WHAT IS ASKED => Your task is to reproduce exactly the lines from the line with "Give me the" through the end of the records below.

(Figure collection entries)
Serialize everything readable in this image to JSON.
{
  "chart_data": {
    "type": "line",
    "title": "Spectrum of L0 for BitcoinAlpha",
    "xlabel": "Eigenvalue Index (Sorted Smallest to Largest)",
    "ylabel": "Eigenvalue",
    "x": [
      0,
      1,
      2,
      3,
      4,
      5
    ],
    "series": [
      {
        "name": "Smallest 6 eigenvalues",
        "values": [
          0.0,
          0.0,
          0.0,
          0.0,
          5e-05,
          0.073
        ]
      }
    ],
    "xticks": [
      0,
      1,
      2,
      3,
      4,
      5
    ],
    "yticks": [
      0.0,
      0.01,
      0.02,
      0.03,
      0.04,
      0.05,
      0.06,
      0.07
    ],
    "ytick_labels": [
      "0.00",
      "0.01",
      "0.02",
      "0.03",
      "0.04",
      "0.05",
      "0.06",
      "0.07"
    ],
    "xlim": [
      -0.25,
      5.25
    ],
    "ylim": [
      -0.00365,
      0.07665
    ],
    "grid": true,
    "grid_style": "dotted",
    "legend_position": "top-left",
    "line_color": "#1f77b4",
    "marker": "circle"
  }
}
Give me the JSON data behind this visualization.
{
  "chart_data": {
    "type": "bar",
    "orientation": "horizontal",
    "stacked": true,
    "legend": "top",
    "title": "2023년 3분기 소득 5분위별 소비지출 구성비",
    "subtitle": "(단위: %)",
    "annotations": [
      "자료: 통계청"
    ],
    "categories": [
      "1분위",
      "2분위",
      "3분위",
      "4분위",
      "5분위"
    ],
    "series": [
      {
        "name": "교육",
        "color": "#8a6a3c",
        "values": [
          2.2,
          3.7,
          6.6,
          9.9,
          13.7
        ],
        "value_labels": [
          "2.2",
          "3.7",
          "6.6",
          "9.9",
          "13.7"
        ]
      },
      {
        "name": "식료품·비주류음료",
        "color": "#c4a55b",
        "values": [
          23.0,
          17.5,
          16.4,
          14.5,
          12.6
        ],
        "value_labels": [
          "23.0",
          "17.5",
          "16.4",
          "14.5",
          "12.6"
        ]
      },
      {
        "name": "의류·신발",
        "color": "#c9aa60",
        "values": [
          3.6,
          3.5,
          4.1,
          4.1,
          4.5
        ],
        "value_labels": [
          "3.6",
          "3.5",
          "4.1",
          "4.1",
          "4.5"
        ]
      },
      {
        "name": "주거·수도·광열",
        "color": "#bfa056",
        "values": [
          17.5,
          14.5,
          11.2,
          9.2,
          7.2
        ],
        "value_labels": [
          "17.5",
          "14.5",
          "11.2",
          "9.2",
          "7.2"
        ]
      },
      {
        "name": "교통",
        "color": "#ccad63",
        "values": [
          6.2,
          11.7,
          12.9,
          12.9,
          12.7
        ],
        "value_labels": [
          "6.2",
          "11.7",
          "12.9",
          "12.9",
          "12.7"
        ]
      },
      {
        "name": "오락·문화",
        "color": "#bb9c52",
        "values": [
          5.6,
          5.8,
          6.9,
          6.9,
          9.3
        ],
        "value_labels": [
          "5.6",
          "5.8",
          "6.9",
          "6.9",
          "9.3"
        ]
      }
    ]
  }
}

EXERCISE ANSWER =>
Give me the JSON data behind this visualization.
{
  "chart_data": {
    "type": "bar",
    "orientation": "horizontal",
    "stacked": true,
    "legend": "top",
    "title": "2023년 3분기 소득 5분위별 소비지출 구성비",
    "subtitle": "(단위: %)",
    "annotations": [
      "자료: 통계청"
    ],
    "categories": [
      "1분위",
      "2분위",
      "3분위",
      "4분위",
      "5분위"
    ],
    "series": [
      {
        "name": "교육",
        "color": "#8a6a3c",
        "values": [
          2.2,
          3.7,
          6.6,
          9.9,
          13.7
        ],
        "value_labels": [
          "2.2",
          "3.7",
          "6.6",
          "9.9",
          "13.7"
        ]
      },
      {
        "name": "식료품·비주류음료",
        "color": "#c4a55b",
        "values": [
          23.0,
          17.5,
          16.4,
          14.5,
          12.6
        ],
        "value_labels": [
          "23.0",
          "17.5",
          "16.4",
          "14.5",
          "12.6"
        ]
      },
      {
        "name": "의류·신발",
        "color": "#c9aa60",
        "values": [
          3.6,
          3.5,
          4.1,
          4.1,
          4.5
        ],
        "value_labels": [
          "3.6",
          "3.5",
          "4.1",
          "4.1",
          "4.5"
        ]
      },
      {
        "name": "주거·수도·광열",
        "color": "#bfa056",
        "values": [
          17.5,
          14.5,
          11.2,
          9.2,
          7.2
        ],
        "value_labels": [
          "17.5",
          "14.5",
          "11.2",
          "9.2",
          "7.2"
        ]
      },
      {
        "name": "교통",
        "color": "#ccad63",
        "values": [
          6.2,
          11.7,
          12.9,
          12.9,
          12.7
        ],
        "value_labels": [
          "6.2",
          "11.7",
          "12.9",
          "12.9",
          "12.7"
        ]
      },
      {
        "name": "오락·문화",
        "color": "#bb9c52",
        "values": [
          5.6,
          5.8,
          6.9,
          6.9,
          9.3
        ],
        "value_labels": [
          "5.6",
          "5.8",
          "6.9",
          "6.9",
          "9.3"
        ]
      }
    ]
  }
}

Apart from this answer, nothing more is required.